─── Document text ───
When you log in, you will be directed to one of the login nodes. The login nodes should only be used for basic tasks such as file editing, code compilation, and job submission.

The login nodes should not be used to run production jobs. Production work should be performed on the system's compute resources. Serial jobs (pre- and post-processing, etc.) may be run on the compute nodes. Access to compute resources is managed by Torque (a PBS-like system). Job scheduling is handled by Moab, which interacts with Torque and system software.

This page provides information for getting started with the batch facilities of Torque with Moab as well as basic job execution. Sometimes you may want to chain your submissions to complete a full simulation without the need to resubmit, you can read about this here.


Encrypted Project Space Mounting

For sensitive projects that require encryption, EncFS is used to securely store and access data. For additional information on EncFS, see the Arch Linux wiki entry. The ACF provides tools for simplifying and centrally managing the use of EncFS. To use the secure storage, you must first mount the encrypted folder for your project by following these steps.
─── Provided material ───
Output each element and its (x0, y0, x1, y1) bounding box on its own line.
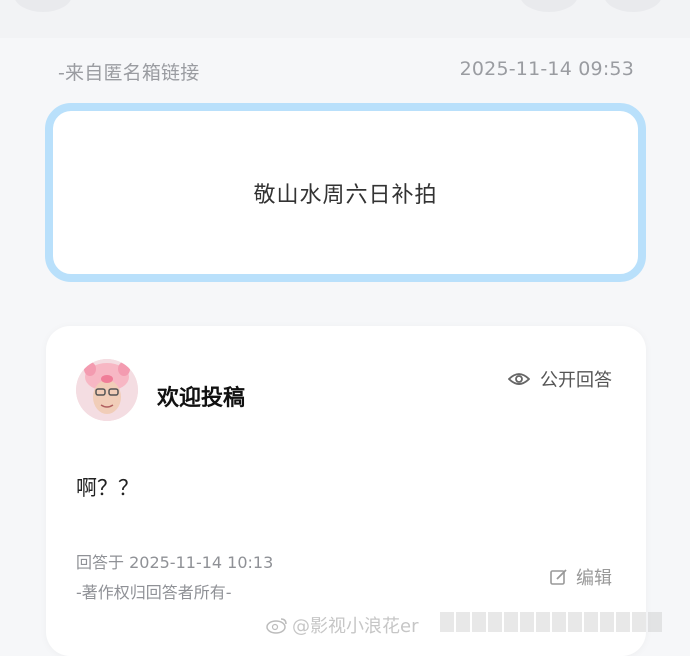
───
• Do this: Pick up the guide on login nodes, batch jobs and encrypted project storage right after its last sentence and keep writing it. The data here comes from a different source than the text.

• Reply to the exercise:
  1. Connect to an ACF-SIP login node, if you have not already.
  2. To mount an encrypted project folder, type the following command: sudo sipmount <projectname> (where <projectname> is the project ID whose encrypted space you want to access).
  3. The sudo part of the command will require you to authenticate with your NetID password and Duo TFA. The ACF recommends you use the “Duo Push” option.
  4. Verify that the project folder was mounted.
    1. The df command shows mounted filesystems. The project directory will be mounted at /projects/<projectname>.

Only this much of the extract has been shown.